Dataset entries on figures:

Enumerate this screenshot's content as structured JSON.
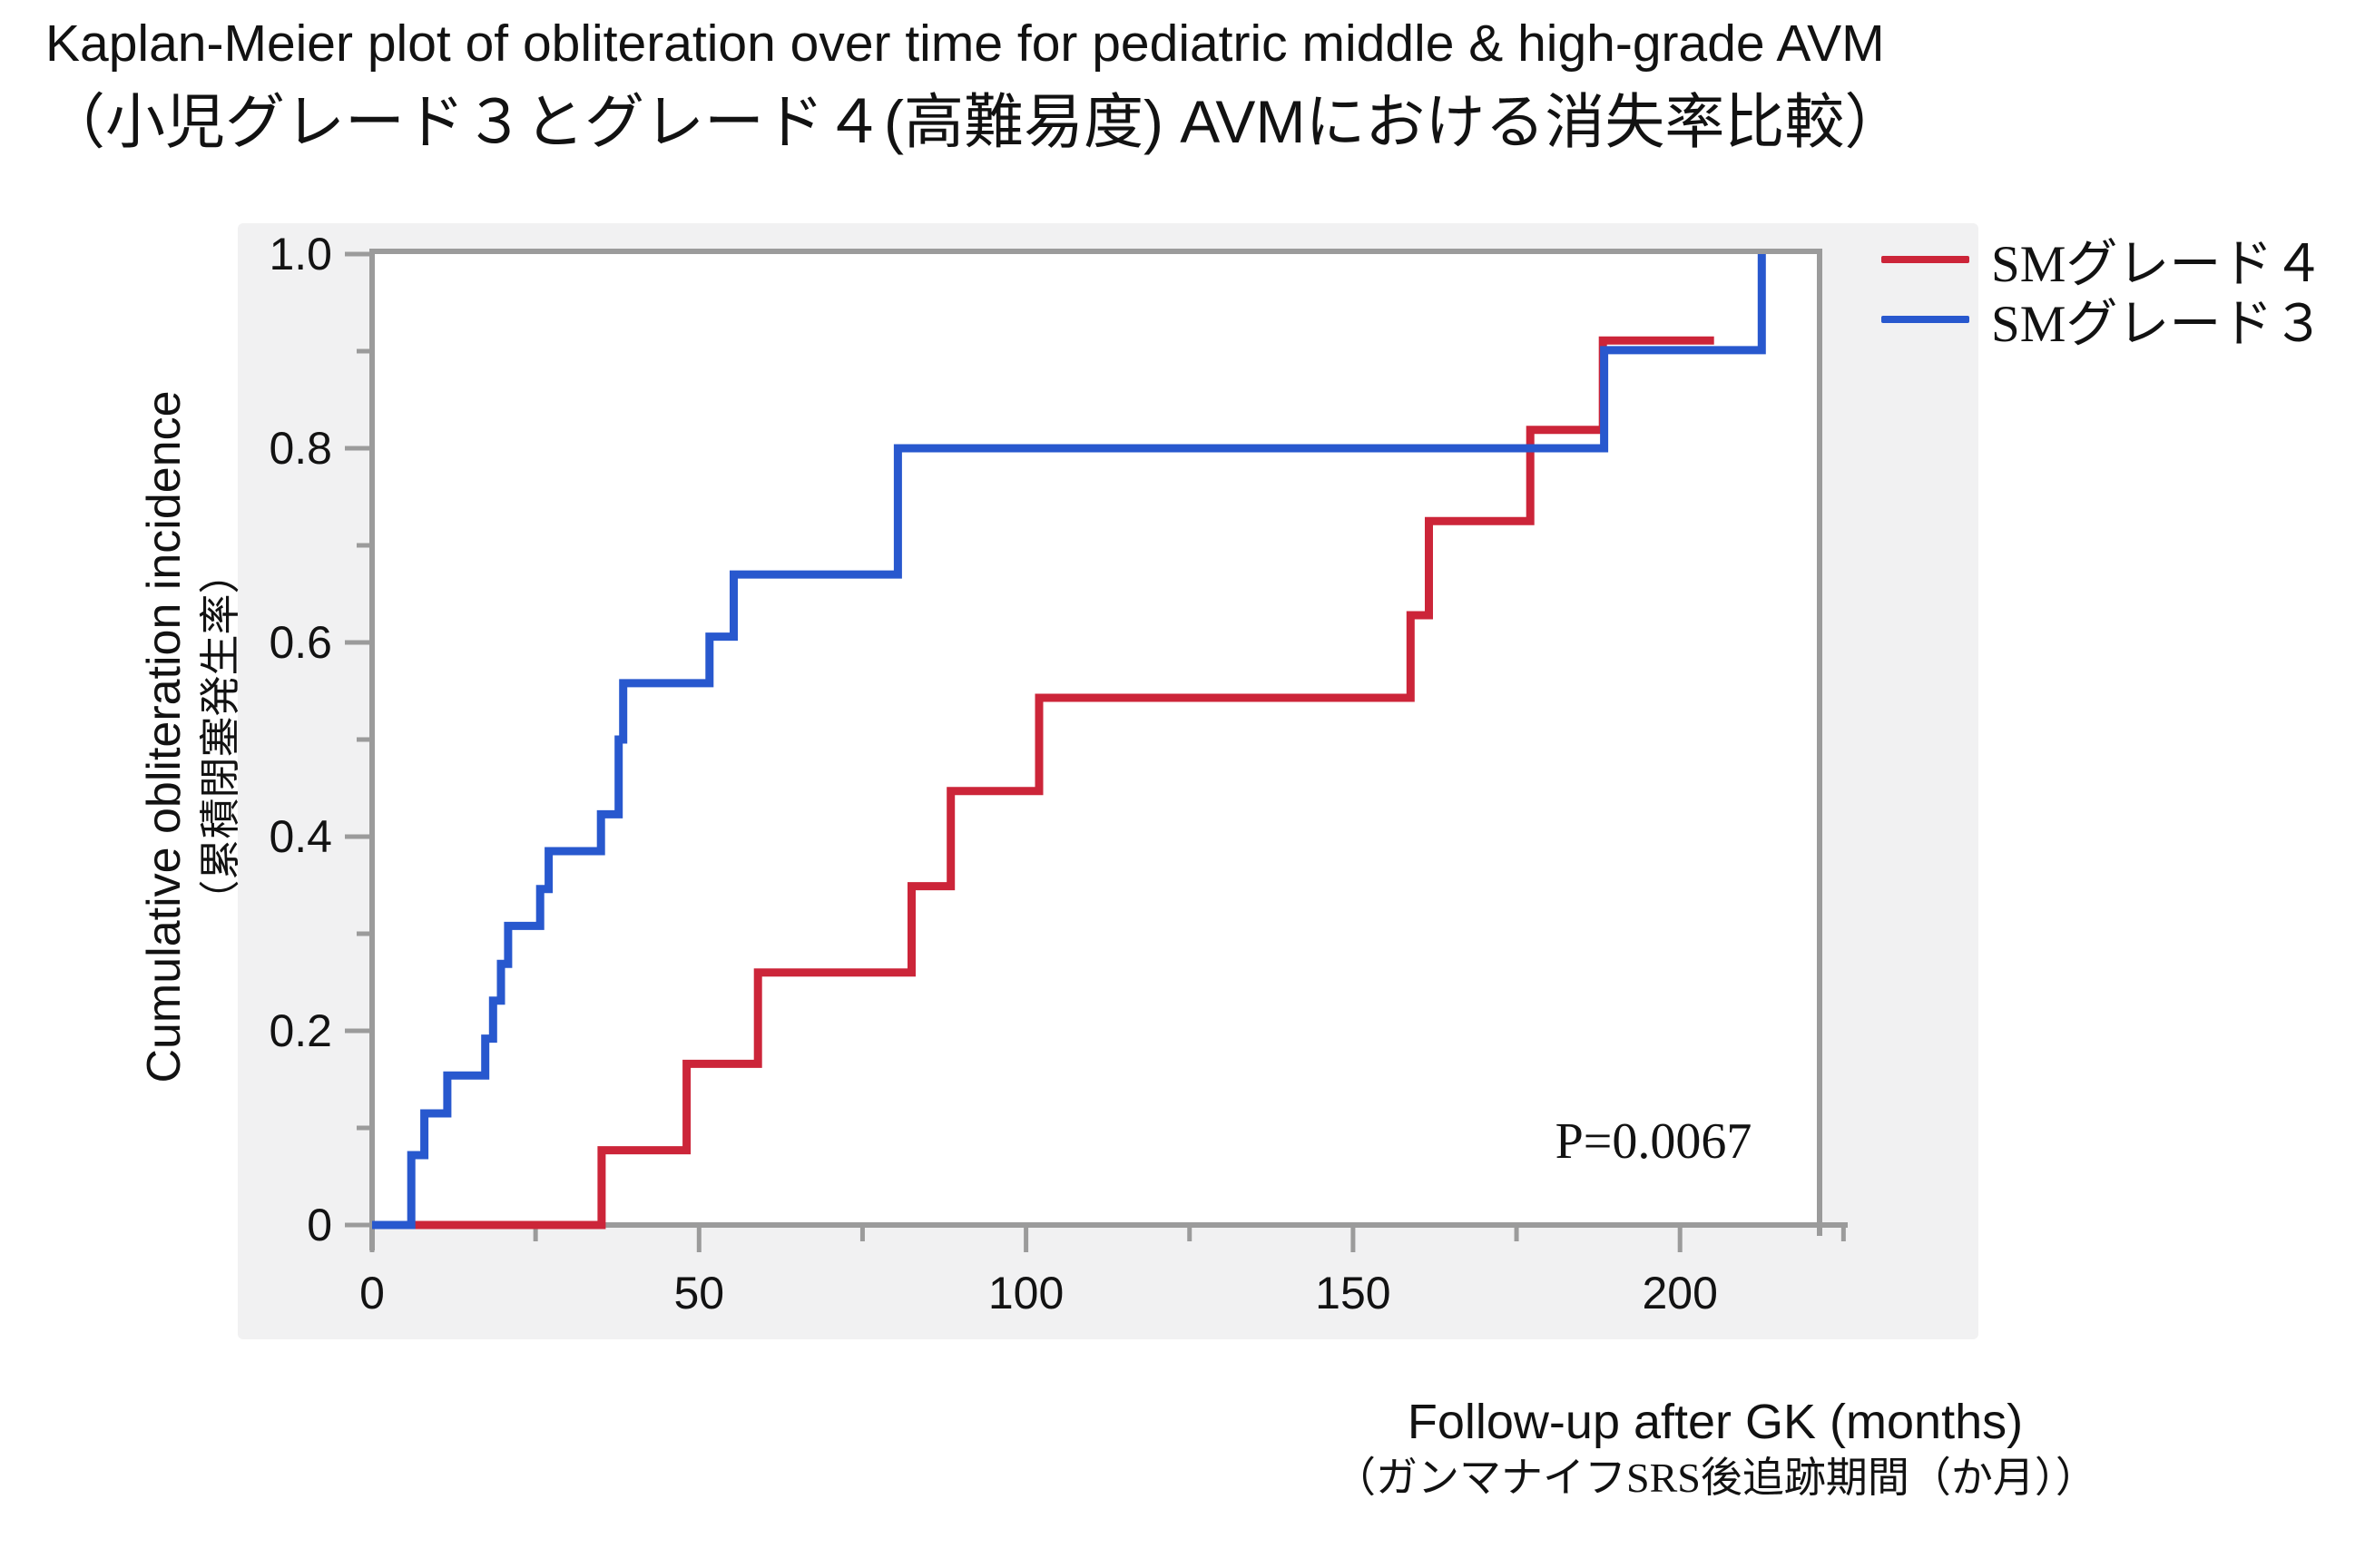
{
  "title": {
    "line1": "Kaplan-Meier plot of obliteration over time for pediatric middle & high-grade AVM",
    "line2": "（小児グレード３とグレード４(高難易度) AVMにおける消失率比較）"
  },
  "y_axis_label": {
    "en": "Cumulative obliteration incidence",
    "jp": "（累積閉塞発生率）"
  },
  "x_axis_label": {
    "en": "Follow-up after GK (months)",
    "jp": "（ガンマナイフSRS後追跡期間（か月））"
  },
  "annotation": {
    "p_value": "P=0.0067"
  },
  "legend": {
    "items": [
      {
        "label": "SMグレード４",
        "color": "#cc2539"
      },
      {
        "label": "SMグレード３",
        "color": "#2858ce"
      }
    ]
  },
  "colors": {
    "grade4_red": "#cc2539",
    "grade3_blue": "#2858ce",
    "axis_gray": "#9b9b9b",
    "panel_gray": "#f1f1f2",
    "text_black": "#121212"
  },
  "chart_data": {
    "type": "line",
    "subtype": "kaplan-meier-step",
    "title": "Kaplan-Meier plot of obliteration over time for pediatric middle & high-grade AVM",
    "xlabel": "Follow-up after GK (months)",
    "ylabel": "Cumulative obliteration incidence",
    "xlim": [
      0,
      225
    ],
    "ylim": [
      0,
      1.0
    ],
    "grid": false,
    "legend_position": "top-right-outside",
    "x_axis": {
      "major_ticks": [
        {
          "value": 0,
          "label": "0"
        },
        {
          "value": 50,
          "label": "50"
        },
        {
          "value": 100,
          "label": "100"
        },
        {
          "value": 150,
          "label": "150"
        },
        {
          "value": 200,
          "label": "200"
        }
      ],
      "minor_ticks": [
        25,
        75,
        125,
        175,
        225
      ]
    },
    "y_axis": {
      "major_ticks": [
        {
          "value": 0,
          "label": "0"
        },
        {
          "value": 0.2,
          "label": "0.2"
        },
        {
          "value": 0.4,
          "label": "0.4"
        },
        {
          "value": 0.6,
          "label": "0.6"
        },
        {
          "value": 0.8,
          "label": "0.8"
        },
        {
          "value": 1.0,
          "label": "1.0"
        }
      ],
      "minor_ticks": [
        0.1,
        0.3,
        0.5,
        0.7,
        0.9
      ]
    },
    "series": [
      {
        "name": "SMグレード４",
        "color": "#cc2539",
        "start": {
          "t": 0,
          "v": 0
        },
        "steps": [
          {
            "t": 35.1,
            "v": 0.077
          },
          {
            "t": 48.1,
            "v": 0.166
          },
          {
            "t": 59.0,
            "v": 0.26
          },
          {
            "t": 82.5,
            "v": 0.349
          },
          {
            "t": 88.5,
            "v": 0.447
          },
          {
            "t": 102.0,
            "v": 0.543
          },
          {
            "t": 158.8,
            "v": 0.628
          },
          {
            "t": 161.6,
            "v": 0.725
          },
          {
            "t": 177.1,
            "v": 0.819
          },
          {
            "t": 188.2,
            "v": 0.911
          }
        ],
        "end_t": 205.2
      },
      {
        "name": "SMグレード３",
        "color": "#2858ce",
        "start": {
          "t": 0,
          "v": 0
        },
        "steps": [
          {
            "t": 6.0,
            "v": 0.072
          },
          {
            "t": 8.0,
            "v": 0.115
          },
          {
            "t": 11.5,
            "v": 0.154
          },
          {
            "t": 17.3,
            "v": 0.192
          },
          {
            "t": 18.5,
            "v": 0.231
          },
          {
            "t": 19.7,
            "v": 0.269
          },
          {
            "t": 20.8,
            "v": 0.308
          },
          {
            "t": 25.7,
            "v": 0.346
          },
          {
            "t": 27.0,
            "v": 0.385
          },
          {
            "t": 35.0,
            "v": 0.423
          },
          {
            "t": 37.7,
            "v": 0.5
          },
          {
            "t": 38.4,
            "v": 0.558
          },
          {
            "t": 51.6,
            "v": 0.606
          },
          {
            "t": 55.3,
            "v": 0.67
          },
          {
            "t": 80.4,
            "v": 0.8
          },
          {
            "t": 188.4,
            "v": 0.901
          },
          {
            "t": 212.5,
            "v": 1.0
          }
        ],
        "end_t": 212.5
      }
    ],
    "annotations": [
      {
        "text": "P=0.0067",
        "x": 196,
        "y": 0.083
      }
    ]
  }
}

• _Aim_: Find the lines containing "over" and list every one of them.

• _Task result_:
    "line1": "Kaplan-Meier plot of obliteration over time for pediatric middle & high-grade AVM",
    "title": "Kaplan-Meier plot of obliteration over time for pediatric middle & high-grade AVM",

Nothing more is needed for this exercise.